[Items from a data source]
****************
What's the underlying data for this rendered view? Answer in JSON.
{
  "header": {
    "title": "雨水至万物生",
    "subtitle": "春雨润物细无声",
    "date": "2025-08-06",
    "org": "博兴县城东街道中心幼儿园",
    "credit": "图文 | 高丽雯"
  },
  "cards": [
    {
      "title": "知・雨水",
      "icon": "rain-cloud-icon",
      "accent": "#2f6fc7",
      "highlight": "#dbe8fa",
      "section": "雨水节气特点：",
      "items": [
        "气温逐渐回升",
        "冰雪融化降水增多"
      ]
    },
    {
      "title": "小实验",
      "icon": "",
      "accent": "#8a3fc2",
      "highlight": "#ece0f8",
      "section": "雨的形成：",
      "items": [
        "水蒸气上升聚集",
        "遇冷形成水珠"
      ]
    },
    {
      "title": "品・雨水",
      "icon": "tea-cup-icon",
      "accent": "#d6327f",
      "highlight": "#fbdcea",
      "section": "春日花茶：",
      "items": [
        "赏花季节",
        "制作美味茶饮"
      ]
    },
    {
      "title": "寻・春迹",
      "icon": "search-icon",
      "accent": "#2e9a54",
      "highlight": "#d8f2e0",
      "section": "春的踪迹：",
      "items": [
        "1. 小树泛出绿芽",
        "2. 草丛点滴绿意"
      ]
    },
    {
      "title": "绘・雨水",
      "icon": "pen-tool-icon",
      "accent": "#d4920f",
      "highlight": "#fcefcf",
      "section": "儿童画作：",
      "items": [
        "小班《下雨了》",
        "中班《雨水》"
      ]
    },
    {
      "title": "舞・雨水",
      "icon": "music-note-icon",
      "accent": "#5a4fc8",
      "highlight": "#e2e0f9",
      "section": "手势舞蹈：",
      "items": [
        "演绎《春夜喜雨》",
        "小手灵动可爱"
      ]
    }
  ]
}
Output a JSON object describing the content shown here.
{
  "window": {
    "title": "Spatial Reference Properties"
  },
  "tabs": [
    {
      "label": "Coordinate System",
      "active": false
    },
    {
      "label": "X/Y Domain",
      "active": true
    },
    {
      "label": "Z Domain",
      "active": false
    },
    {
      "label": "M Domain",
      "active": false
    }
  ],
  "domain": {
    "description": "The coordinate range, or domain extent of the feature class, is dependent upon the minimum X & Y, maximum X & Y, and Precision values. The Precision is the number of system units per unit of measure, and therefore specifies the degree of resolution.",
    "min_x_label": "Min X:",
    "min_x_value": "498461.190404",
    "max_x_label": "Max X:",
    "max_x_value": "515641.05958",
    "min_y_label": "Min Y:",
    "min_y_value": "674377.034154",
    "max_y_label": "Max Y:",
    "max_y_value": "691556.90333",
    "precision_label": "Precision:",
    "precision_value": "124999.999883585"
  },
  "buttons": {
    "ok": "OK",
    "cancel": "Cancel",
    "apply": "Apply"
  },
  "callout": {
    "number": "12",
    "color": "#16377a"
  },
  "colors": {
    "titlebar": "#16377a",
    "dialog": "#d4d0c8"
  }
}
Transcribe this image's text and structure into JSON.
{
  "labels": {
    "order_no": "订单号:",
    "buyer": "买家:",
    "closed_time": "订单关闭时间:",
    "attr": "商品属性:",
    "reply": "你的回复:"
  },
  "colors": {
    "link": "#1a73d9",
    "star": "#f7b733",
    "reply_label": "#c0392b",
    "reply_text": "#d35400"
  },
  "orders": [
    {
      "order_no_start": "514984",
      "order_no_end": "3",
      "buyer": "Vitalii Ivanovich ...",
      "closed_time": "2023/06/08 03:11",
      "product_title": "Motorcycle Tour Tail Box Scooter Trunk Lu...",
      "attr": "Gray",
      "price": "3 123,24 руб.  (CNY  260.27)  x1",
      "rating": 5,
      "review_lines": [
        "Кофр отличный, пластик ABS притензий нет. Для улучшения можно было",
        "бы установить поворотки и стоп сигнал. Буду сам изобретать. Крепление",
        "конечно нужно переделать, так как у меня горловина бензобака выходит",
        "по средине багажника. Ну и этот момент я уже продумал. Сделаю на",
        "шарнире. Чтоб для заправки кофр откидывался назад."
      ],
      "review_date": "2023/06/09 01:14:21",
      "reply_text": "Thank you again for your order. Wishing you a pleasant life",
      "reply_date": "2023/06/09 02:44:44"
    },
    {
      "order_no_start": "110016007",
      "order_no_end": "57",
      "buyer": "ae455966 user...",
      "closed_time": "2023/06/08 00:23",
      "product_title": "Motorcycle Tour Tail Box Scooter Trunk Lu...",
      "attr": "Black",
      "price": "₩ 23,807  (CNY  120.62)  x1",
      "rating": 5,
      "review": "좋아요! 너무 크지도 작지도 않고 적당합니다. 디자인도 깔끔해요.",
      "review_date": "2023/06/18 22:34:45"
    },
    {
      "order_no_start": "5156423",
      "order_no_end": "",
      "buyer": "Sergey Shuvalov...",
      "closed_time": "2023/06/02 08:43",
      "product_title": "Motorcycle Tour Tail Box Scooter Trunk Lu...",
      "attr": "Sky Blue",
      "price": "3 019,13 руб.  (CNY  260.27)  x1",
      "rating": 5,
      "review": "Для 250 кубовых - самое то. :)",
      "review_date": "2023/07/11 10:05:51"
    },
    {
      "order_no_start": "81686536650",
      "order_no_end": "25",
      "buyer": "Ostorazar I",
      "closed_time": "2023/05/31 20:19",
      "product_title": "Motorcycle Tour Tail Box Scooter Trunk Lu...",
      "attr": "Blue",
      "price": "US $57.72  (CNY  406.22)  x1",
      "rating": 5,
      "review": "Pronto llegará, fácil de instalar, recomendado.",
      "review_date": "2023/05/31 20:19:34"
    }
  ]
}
****************
▶ [Short problem]:
Tally how many lines of the material contain the word "this". The answer must be the number and nothing else.

▶ [Right answer]:
2